═════ ROWS ═════

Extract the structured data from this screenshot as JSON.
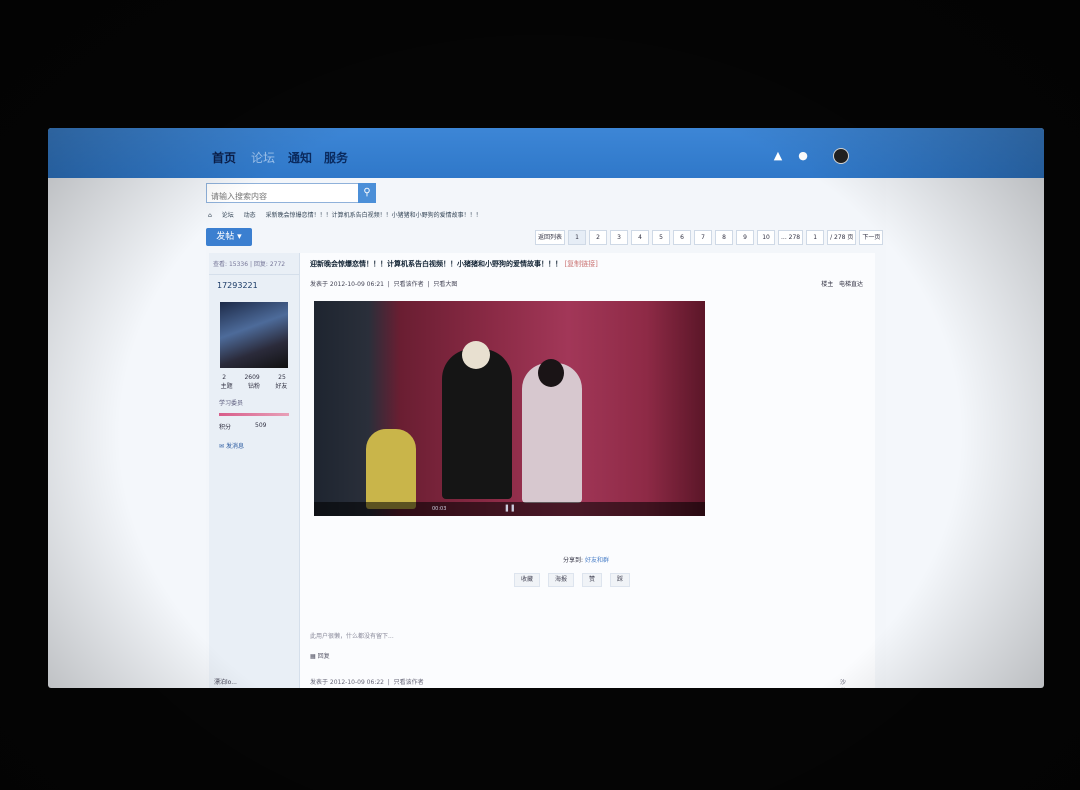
{
  "nav": {
    "home": "首页",
    "forum": "论坛",
    "notify": "通知",
    "service": "服务"
  },
  "search": {
    "placeholder": "请输入搜索内容"
  },
  "breadcrumb": {
    "forum": "论坛",
    "dynamic": "动态",
    "thread": "采新晚会惊爆恋情！！！计算机系告白视频！！小猪猪和小野狗的爱情故事！！！"
  },
  "post_button": "发帖",
  "pager": {
    "back": "返回列表",
    "pages": [
      "1",
      "2",
      "3",
      "4",
      "5",
      "6",
      "7",
      "8",
      "9",
      "10",
      "... 278"
    ],
    "current_input": "1",
    "total": "/ 278 页",
    "next": "下一页"
  },
  "sidebar": {
    "views_label": "查看:",
    "views": "15336",
    "replies_label": "回复:",
    "replies": "2772",
    "uid": "17293221",
    "stats": [
      {
        "value": "2",
        "label": "主题"
      },
      {
        "value": "2609",
        "label": "钻粉"
      },
      {
        "value": "25",
        "label": "好友"
      }
    ],
    "level": "学习委员",
    "score_label": "积分",
    "score": "509",
    "message": "发消息"
  },
  "post": {
    "title": "迎新晚会惊爆恋情！！！计算机系告白视频！！小猪猪和小野狗的爱情故事！！！",
    "copy_link": "[复制链接]",
    "posted_at": "发表于 2012-10-09 06:21",
    "only_author": "只看该作者",
    "only_big_image": "只看大图",
    "floor": "楼主",
    "elevator": "电梯直达"
  },
  "video": {
    "time": "00:03"
  },
  "share": {
    "label": "分享到:",
    "target": "好友和群"
  },
  "actions": {
    "collect": "收藏",
    "like_share": "海报",
    "support": "赞",
    "oppose": "踩"
  },
  "signature": "此用户很懒，什么都没有留下...",
  "reply": "回复",
  "next_post": {
    "author": "漂泊lo...",
    "posted_at": "发表于 2012-10-09 06:22",
    "only_author": "只看该作者",
    "floor": "沙发"
  },
  "colors": {
    "topbar": "#2f78c9",
    "accent": "#3b7fd0"
  }
}
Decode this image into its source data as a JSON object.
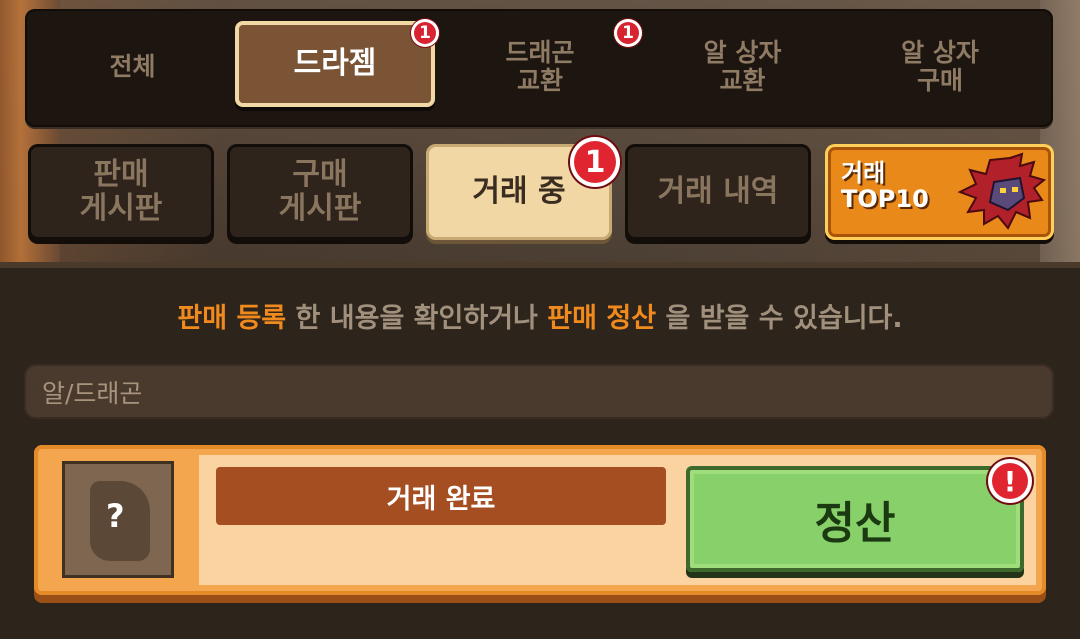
{
  "tabs": [
    {
      "label": "전체",
      "active": false,
      "badge": ""
    },
    {
      "label": "드라젬",
      "active": true,
      "badge": "1"
    },
    {
      "label": "드래곤\n교환",
      "active": false,
      "badge": "1"
    },
    {
      "label": "알 상자\n교환",
      "active": false,
      "badge": ""
    },
    {
      "label": "알 상자\n구매",
      "active": false,
      "badge": ""
    }
  ],
  "subtabs": [
    {
      "label": "판매\n게시판",
      "active": false
    },
    {
      "label": "구매\n게시판",
      "active": false
    },
    {
      "label": "거래 중",
      "active": true,
      "badge": "1"
    },
    {
      "label": "거래 내역",
      "active": false
    },
    {
      "label": "거래\nTOP10",
      "active": false
    }
  ],
  "info": {
    "part1": "판매 등록",
    "part2": " 한 내용을 확인하거나 ",
    "part3": "판매 정산",
    "part4": " 을 받을 수 있습니다."
  },
  "search": {
    "placeholder": "알/드래곤"
  },
  "trade": {
    "thumb_label": "?",
    "status": "거래 완료",
    "settle_label": "정산",
    "alert_badge": "!"
  },
  "colors": {
    "highlight": "#f08a1c",
    "badge_red": "#e02530",
    "settle_green": "#88d069"
  }
}
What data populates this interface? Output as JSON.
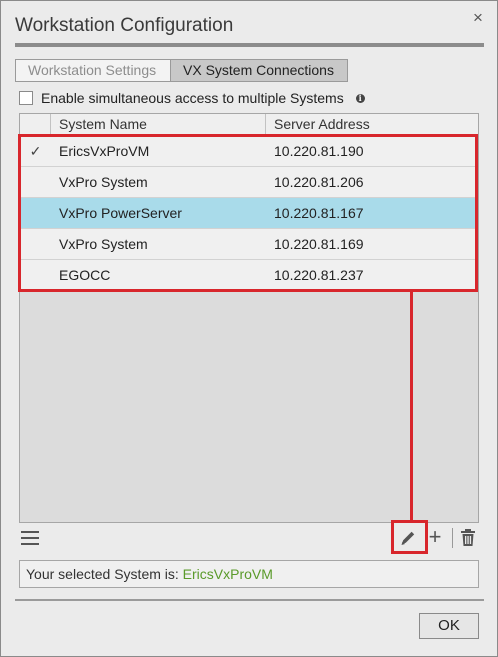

═════

• [TO BE DONE] Reproduce the entries above without change, omitting all pictures.

• [TASK RESULT]
Extract the structured data from this screenshot as JSON.
{
  "nav": {
    "home": "首页",
    "forum": "论坛",
    "notify": "通知",
    "service": "服务"
  },
  "search": {
    "placeholder": "请输入搜索内容"
  },
  "breadcrumb": {
    "forum": "论坛",
    "dynamic": "动态",
    "thread": "采新晚会惊爆恋情！！！计算机系告白视频！！小猪猪和小野狗的爱情故事！！！"
  },
  "post_button": "发帖",
  "pager": {
    "back": "返回列表",
    "pages": [
      "1",
      "2",
      "3",
      "4",
      "5",
      "6",
      "7",
      "8",
      "9",
      "10",
      "... 278"
    ],
    "current_input": "1",
    "total": "/ 278 页",
    "next": "下一页"
  },
  "sidebar": {
    "views_label": "查看:",
    "views": "15336",
    "replies_label": "回复:",
    "replies": "2772",
    "uid": "17293221",
    "stats": [
      {
        "value": "2",
        "label": "主题"
      },
      {
        "value": "2609",
        "label": "钻粉"
      },
      {
        "value": "25",
        "label": "好友"
      }
    ],
    "level": "学习委员",
    "score_label": "积分",
    "score": "509",
    "message": "发消息"
  },
  "post": {
    "title": "迎新晚会惊爆恋情！！！计算机系告白视频！！小猪猪和小野狗的爱情故事！！！",
    "copy_link": "[复制链接]",
    "posted_at": "发表于 2012-10-09 06:21",
    "only_author": "只看该作者",
    "only_big_image": "只看大图",
    "floor": "楼主",
    "elevator": "电梯直达"
  },
  "video": {
    "time": "00:03"
  },
  "share": {
    "label": "分享到:",
    "target": "好友和群"
  },
  "actions": {
    "collect": "收藏",
    "like_share": "海报",
    "support": "赞",
    "oppose": "踩"
  },
  "signature": "此用户很懒，什么都没有留下...",
  "reply": "回复",
  "next_post": {
    "author": "漂泊lo...",
    "posted_at": "发表于 2012-10-09 06:22",
    "only_author": "只看该作者",
    "floor": "沙发"
  },
  "colors": {
    "topbar": "#2f78c9",
    "accent": "#3b7fd0"
  }
}
Decode this image into its source data as a JSON object.
{
  "tabs": [
    {
      "label": "전체",
      "active": false,
      "badge": ""
    },
    {
      "label": "드라젬",
      "active": true,
      "badge": "1"
    },
    {
      "label": "드래곤\n교환",
      "active": false,
      "badge": "1"
    },
    {
      "label": "알 상자\n교환",
      "active": false,
      "badge": ""
    },
    {
      "label": "알 상자\n구매",
      "active": false,
      "badge": ""
    }
  ],
  "subtabs": [
    {
      "label": "판매\n게시판",
      "active": false
    },
    {
      "label": "구매\n게시판",
      "active": false
    },
    {
      "label": "거래 중",
      "active": true,
      "badge": "1"
    },
    {
      "label": "거래 내역",
      "active": false
    },
    {
      "label": "거래\nTOP10",
      "active": false
    }
  ],
  "info": {
    "part1": "판매 등록",
    "part2": " 한 내용을 확인하거나 ",
    "part3": "판매 정산",
    "part4": " 을 받을 수 있습니다."
  },
  "search": {
    "placeholder": "알/드래곤"
  },
  "trade": {
    "thumb_label": "?",
    "status": "거래 완료",
    "settle_label": "정산",
    "alert_badge": "!"
  },
  "colors": {
    "highlight": "#f08a1c",
    "badge_red": "#e02530",
    "settle_green": "#88d069"
  }
}
What data populates this interface? Output as JSON.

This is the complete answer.